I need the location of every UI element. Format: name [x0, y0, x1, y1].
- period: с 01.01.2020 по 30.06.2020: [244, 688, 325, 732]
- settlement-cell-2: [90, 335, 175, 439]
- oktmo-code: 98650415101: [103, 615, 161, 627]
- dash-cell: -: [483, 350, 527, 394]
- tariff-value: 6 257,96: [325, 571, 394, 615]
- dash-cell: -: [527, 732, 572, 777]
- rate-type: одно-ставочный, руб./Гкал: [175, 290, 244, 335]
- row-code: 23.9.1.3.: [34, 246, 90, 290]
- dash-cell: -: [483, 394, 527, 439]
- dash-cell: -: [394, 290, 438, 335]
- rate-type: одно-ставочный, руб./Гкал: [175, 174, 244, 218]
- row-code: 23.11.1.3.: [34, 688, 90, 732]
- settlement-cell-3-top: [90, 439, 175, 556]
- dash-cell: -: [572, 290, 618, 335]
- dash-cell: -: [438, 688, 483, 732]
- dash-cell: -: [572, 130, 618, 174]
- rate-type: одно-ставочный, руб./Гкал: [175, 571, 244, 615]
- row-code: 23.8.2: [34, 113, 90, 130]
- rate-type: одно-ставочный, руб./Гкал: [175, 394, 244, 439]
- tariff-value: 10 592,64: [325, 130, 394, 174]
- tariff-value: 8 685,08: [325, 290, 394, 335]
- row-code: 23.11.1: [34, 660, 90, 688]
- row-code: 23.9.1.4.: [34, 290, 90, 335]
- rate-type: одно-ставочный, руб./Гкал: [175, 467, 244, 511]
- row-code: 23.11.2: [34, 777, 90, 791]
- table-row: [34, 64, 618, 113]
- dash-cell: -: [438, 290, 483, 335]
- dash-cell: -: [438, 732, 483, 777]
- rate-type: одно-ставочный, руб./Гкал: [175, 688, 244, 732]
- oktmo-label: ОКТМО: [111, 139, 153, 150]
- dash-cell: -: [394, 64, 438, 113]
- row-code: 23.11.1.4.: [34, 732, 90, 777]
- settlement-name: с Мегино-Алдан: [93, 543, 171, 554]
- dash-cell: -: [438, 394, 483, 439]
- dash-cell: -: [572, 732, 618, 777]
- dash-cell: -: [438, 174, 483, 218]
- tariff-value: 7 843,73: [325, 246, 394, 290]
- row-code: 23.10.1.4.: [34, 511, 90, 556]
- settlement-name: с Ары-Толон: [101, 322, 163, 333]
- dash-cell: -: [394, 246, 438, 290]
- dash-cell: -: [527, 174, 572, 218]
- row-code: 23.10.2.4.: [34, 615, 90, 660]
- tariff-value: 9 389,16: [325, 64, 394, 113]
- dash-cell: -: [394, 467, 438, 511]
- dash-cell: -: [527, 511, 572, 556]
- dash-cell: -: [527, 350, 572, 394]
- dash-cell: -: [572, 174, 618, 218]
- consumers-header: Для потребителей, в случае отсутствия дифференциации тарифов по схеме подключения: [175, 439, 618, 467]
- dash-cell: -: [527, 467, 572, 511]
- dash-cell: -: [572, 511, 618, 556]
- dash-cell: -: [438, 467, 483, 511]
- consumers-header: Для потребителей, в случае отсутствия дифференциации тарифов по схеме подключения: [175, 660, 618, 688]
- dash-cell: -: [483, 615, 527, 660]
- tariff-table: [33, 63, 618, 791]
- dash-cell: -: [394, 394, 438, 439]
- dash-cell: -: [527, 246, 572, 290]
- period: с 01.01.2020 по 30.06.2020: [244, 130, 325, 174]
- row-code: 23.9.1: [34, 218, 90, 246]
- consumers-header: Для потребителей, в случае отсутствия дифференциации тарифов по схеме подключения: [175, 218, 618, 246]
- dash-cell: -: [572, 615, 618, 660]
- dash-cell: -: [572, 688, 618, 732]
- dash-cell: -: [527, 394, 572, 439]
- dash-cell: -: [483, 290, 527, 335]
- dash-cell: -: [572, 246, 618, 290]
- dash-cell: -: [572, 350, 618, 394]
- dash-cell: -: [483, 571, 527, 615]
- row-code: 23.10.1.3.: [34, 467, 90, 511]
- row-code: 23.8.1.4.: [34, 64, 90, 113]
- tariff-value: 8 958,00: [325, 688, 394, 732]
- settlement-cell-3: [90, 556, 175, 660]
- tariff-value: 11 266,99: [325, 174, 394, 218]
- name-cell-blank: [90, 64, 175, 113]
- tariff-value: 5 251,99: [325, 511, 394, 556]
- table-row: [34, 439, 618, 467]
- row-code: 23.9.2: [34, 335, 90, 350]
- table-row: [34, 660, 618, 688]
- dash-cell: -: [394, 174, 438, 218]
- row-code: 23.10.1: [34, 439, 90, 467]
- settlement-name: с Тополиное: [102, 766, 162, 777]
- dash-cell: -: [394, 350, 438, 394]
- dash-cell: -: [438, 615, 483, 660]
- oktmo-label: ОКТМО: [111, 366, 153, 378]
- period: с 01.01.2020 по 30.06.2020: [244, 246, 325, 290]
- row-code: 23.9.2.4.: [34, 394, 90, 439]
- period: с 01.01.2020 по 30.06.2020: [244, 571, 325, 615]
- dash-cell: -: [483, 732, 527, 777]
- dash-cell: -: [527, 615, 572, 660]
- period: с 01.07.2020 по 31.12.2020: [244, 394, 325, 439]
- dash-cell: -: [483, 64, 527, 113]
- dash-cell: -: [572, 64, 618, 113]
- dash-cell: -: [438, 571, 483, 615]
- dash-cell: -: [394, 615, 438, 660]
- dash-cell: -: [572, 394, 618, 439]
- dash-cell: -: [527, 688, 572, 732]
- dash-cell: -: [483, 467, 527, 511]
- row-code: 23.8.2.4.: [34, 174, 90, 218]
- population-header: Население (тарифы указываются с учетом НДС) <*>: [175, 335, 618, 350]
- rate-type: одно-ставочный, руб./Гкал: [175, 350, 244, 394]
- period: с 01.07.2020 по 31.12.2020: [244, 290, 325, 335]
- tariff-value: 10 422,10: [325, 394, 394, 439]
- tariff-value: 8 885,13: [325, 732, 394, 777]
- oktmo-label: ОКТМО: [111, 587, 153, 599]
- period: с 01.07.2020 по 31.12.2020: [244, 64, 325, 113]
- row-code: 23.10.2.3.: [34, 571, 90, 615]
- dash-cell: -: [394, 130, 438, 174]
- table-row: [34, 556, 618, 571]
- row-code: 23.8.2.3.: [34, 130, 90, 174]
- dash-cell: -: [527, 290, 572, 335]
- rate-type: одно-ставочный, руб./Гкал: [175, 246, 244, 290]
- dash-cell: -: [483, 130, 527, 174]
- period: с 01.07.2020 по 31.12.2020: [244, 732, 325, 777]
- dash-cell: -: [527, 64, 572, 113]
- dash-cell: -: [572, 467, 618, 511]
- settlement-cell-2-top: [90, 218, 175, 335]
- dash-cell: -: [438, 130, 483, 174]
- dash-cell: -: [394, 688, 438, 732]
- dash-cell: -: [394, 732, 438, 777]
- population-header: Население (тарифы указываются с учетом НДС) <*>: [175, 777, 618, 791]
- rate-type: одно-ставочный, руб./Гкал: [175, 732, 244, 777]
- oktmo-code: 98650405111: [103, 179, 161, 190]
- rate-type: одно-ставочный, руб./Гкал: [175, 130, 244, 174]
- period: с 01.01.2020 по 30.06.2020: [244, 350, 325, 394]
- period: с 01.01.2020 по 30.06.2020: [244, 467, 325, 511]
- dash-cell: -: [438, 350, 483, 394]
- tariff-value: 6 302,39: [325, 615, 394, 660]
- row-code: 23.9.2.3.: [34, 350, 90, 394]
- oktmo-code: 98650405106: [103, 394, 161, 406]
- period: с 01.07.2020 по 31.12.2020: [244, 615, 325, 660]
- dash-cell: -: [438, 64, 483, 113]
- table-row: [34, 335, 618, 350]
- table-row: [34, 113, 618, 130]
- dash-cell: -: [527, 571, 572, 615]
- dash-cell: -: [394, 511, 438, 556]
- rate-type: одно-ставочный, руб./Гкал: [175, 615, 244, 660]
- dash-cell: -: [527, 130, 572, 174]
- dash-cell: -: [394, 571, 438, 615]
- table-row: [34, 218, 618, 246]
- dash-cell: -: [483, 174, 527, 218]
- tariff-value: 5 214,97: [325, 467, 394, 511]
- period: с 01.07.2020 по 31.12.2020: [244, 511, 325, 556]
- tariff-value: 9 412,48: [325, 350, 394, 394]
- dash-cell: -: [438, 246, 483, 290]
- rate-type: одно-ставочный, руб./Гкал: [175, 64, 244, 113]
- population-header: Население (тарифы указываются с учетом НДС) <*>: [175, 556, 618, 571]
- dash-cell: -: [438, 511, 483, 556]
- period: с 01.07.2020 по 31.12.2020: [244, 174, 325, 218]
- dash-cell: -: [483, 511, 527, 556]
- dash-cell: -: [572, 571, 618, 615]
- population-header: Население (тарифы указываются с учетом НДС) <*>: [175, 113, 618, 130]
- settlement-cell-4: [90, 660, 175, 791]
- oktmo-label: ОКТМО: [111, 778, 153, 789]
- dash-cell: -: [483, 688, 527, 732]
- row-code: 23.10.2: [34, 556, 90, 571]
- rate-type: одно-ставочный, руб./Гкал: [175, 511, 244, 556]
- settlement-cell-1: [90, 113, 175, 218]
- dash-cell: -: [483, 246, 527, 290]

_ _ _ _ _ _ _

_AIM OF THE EXERCISE_
Can you repeat the entries word for word, from the very first line up to and including the line containing "- dash-cell: -: [527, 732, 572, 777]"?

_ANSWER TO THE EXERCISE_
I need the location of every UI element. Format: name [x0, y0, x1, y1].
- period: с 01.01.2020 по 30.06.2020: [244, 688, 325, 732]
- settlement-cell-2: [90, 335, 175, 439]
- oktmo-code: 98650415101: [103, 615, 161, 627]
- dash-cell: -: [483, 350, 527, 394]
- tariff-value: 6 257,96: [325, 571, 394, 615]
- dash-cell: -: [527, 732, 572, 777]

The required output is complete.